Report every line in the listing below where the string "days" shows up.

--- start ---

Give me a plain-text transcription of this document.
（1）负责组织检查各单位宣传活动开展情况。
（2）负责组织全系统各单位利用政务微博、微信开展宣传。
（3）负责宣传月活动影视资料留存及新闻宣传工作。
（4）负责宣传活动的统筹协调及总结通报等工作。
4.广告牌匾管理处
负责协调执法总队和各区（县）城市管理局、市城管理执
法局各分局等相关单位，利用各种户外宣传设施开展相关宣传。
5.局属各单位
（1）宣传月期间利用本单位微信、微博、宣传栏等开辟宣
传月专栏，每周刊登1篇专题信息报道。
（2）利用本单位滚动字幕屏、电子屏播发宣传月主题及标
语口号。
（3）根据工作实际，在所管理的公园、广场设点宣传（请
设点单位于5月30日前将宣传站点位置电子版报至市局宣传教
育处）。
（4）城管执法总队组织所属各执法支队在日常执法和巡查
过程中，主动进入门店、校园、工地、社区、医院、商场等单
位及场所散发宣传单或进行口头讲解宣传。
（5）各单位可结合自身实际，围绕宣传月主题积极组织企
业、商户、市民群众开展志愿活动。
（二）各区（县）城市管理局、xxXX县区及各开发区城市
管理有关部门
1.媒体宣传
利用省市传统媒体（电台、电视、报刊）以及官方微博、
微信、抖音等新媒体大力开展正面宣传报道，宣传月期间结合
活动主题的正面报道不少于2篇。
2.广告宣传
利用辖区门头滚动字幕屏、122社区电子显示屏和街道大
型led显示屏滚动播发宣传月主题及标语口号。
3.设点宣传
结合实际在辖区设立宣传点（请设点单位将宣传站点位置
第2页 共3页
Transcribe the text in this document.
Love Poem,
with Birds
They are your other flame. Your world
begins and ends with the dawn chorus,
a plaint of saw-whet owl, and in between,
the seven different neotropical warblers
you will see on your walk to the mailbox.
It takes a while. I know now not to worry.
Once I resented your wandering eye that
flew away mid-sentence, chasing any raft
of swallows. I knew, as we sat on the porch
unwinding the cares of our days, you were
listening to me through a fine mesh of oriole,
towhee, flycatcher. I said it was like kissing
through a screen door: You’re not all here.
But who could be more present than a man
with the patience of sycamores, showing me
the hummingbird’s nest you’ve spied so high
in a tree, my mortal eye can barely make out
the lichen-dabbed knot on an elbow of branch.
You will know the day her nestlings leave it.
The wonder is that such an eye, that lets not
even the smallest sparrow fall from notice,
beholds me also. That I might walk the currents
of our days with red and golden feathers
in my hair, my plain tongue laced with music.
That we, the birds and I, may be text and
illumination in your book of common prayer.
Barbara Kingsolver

--- end ---

Exercise answer –
unwinding the cares of our days, you were
of our days with red and golden feathers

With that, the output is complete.